§ **TASK DESCRIPTION**
Each entry needs to be restated exactly as written.

Data extracted from a collection

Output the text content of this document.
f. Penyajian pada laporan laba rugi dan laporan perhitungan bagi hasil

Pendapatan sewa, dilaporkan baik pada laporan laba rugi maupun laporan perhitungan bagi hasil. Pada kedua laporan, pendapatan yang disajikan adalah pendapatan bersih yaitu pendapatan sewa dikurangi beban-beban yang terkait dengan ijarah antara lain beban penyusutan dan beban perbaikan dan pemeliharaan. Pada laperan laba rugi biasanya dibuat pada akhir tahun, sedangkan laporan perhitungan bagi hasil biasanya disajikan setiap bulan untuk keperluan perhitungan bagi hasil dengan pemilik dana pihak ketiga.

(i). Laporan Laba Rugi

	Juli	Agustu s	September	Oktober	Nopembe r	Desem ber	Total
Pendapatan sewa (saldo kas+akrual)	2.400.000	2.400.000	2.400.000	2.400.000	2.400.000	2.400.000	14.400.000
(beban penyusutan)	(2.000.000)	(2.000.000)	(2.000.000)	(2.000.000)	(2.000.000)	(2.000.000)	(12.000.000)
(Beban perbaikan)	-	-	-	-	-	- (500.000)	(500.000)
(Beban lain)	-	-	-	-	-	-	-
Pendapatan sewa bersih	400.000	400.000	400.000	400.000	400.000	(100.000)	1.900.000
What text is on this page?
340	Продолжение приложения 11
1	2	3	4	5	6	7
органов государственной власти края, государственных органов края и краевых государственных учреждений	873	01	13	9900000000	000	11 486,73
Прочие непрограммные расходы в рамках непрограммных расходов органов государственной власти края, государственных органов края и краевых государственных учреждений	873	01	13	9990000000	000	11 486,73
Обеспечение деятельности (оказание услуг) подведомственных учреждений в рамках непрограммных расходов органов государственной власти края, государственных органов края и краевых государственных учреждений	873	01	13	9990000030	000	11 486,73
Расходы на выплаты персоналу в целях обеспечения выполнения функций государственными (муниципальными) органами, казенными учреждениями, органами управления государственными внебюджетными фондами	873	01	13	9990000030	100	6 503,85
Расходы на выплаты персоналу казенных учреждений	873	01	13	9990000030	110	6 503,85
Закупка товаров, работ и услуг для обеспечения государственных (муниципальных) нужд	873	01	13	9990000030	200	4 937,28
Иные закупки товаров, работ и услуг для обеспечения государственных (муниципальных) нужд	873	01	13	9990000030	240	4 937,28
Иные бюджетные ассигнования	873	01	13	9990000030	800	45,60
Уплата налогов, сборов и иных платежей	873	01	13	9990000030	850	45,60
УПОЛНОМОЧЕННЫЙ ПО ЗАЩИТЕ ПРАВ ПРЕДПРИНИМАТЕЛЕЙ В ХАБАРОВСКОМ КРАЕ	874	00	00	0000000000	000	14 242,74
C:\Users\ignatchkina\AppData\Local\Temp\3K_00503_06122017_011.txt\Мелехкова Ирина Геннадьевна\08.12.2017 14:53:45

§ **ANSWER FOR THIS EXERCISE**
Output the text content of this document.
f. Penyajian pada laporan laba rugi dan laporan perhitungan bagi hasil

Pendapatan sewa, dilaporkan baik pada laporan laba rugi maupun laporan perhitungan bagi hasil. Pada kedua laporan, pendapatan yang disajikan adalah pendapatan bersih yaitu pendapatan sewa dikurangi beban-beban yang terkait dengan ijarah antara lain beban penyusutan dan beban perbaikan dan pemeliharaan. Pada laperan laba rugi biasanya dibuat pada akhir tahun, sedangkan laporan perhitungan bagi hasil biasanya disajikan setiap bulan untuk keperluan perhitungan bagi hasil dengan pemilik dana pihak ketiga.

(i). Laporan Laba Rugi

	Juli	Agustu s	September	Oktober	Nopembe r	Desem ber	Total
Pendapatan sewa (saldo kas+akrual)	2.400.000	2.400.000	2.400.000	2.400.000	2.400.000	2.400.000	14.400.000
(beban penyusutan)	(2.000.000)	(2.000.000)	(2.000.000)	(2.000.000)	(2.000.000)	(2.000.000)	(12.000.000)
(Beban perbaikan)	-	-	-	-	-	- (500.000)	(500.000)
(Beban lain)	-	-	-	-	-	-	-
Pendapatan sewa bersih	400.000	400.000	400.000	400.000	400.000	(100.000)	1.900.000
What text is on this page?
340	Продолжение приложения 11
1	2	3	4	5	6	7
органов государственной власти края, государственных органов края и краевых государственных учреждений	873	01	13	9900000000	000	11 486,73
Прочие непрограммные расходы в рамках непрограммных расходов органов государственной власти края, государственных органов края и краевых государственных учреждений	873	01	13	9990000000	000	11 486,73
Обеспечение деятельности (оказание услуг) подведомственных учреждений в рамках непрограммных расходов органов государственной власти края, государственных органов края и краевых государственных учреждений	873	01	13	9990000030	000	11 486,73
Расходы на выплаты персоналу в целях обеспечения выполнения функций государственными (муниципальными) органами, казенными учреждениями, органами управления государственными внебюджетными фондами	873	01	13	9990000030	100	6 503,85
Расходы на выплаты персоналу казенных учреждений	873	01	13	9990000030	110	6 503,85
Закупка товаров, работ и услуг для обеспечения государственных (муниципальных) нужд	873	01	13	9990000030	200	4 937,28
Иные закупки товаров, работ и услуг для обеспечения государственных (муниципальных) нужд	873	01	13	9990000030	240	4 937,28
Иные бюджетные ассигнования	873	01	13	9990000030	800	45,60
Уплата налогов, сборов и иных платежей	873	01	13	9990000030	850	45,60
УПОЛНОМОЧЕННЫЙ ПО ЗАЩИТЕ ПРАВ ПРЕДПРИНИМАТЕЛЕЙ В ХАБАРОВСКОМ КРАЕ	874	00	00	0000000000	000	14 242,74
C:\Users\ignatchkina\AppData\Local\Temp\3K_00503_06122017_011.txt\Мелехкова Ирина Геннадьевна\08.12.2017 14:53:45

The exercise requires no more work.